Exercise directions – The entries below should be transcribed in their entirety, exactly as written.

==== Material for this task

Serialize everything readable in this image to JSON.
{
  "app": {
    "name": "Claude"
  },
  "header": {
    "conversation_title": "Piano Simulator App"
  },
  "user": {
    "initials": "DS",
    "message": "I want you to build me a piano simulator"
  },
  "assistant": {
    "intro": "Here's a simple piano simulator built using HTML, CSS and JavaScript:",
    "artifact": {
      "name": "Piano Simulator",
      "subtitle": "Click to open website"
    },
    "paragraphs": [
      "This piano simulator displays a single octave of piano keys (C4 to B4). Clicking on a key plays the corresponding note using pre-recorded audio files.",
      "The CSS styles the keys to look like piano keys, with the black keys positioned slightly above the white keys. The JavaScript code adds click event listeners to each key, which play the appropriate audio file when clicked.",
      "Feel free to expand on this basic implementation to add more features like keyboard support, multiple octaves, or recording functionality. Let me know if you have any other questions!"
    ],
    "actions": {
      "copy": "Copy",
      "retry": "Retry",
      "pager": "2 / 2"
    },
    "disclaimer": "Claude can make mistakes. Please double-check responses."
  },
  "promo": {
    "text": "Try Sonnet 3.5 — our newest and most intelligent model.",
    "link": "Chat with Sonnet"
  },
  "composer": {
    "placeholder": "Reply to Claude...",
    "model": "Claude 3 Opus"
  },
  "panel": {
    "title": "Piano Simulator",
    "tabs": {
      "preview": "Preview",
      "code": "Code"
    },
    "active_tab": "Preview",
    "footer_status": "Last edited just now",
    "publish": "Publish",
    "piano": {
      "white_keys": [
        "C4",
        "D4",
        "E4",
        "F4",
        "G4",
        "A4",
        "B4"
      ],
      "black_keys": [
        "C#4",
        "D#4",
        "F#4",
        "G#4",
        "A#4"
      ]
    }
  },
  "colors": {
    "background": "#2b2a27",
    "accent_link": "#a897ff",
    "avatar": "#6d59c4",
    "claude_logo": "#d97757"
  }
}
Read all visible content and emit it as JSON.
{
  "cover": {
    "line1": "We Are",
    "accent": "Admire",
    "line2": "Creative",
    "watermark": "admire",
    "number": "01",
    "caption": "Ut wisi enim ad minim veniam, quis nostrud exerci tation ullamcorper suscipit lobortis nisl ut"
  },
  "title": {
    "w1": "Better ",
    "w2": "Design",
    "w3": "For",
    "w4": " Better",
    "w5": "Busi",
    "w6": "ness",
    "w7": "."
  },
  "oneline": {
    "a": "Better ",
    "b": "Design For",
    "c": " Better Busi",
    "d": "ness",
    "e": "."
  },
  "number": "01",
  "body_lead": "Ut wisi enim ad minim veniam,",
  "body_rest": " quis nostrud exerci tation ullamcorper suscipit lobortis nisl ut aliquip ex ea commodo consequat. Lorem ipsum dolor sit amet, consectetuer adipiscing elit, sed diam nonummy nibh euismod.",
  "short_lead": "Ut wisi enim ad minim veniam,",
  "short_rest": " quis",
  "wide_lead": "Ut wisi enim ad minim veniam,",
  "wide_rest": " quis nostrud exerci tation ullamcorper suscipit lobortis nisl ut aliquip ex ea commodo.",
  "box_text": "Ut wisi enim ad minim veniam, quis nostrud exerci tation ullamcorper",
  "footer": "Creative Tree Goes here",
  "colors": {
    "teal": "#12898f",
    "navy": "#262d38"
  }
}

========

Output of the exercise –
Serialize everything readable in this image to JSON.
{
  "app": {
    "name": "Claude"
  },
  "header": {
    "conversation_title": "Piano Simulator App"
  },
  "user": {
    "initials": "DS",
    "message": "I want you to build me a piano simulator"
  },
  "assistant": {
    "intro": "Here's a simple piano simulator built using HTML, CSS and JavaScript:",
    "artifact": {
      "name": "Piano Simulator",
      "subtitle": "Click to open website"
    },
    "paragraphs": [
      "This piano simulator displays a single octave of piano keys (C4 to B4). Clicking on a key plays the corresponding note using pre-recorded audio files.",
      "The CSS styles the keys to look like piano keys, with the black keys positioned slightly above the white keys. The JavaScript code adds click event listeners to each key, which play the appropriate audio file when clicked.",
      "Feel free to expand on this basic implementation to add more features like keyboard support, multiple octaves, or recording functionality. Let me know if you have any other questions!"
    ],
    "actions": {
      "copy": "Copy",
      "retry": "Retry",
      "pager": "2 / 2"
    },
    "disclaimer": "Claude can make mistakes. Please double-check responses."
  },
  "promo": {
    "text": "Try Sonnet 3.5 — our newest and most intelligent model.",
    "link": "Chat with Sonnet"
  },
  "composer": {
    "placeholder": "Reply to Claude...",
    "model": "Claude 3 Opus"
  },
  "panel": {
    "title": "Piano Simulator",
    "tabs": {
      "preview": "Preview",
      "code": "Code"
    },
    "active_tab": "Preview",
    "footer_status": "Last edited just now",
    "publish": "Publish",
    "piano": {
      "white_keys": [
        "C4",
        "D4",
        "E4",
        "F4",
        "G4",
        "A4",
        "B4"
      ],
      "black_keys": [
        "C#4",
        "D#4",
        "F#4",
        "G#4",
        "A#4"
      ]
    }
  },
  "colors": {
    "background": "#2b2a27",
    "accent_link": "#a897ff",
    "avatar": "#6d59c4",
    "claude_logo": "#d97757"
  }
}
Read all visible content and emit it as JSON.
{
  "cover": {
    "line1": "We Are",
    "accent": "Admire",
    "line2": "Creative",
    "watermark": "admire",
    "number": "01",
    "caption": "Ut wisi enim ad minim veniam, quis nostrud exerci tation ullamcorper suscipit lobortis nisl ut"
  },
  "title": {
    "w1": "Better ",
    "w2": "Design",
    "w3": "For",
    "w4": " Better",
    "w5": "Busi",
    "w6": "ness",
    "w7": "."
  },
  "oneline": {
    "a": "Better ",
    "b": "Design For",
    "c": " Better Busi",
    "d": "ness",
    "e": "."
  },
  "number": "01",
  "body_lead": "Ut wisi enim ad minim veniam,",
  "body_rest": " quis nostrud exerci tation ullamcorper suscipit lobortis nisl ut aliquip ex ea commodo consequat. Lorem ipsum dolor sit amet, consectetuer adipiscing elit, sed diam nonummy nibh euismod.",
  "short_lead": "Ut wisi enim ad minim veniam,",
  "short_rest": " quis",
  "wide_lead": "Ut wisi enim ad minim veniam,",
  "wide_rest": " quis nostrud exerci tation ullamcorper suscipit lobortis nisl ut aliquip ex ea commodo.",
  "box_text": "Ut wisi enim ad minim veniam, quis nostrud exerci tation ullamcorper",
  "footer": "Creative Tree Goes here",
  "colors": {
    "teal": "#12898f",
    "navy": "#262d38"
  }
}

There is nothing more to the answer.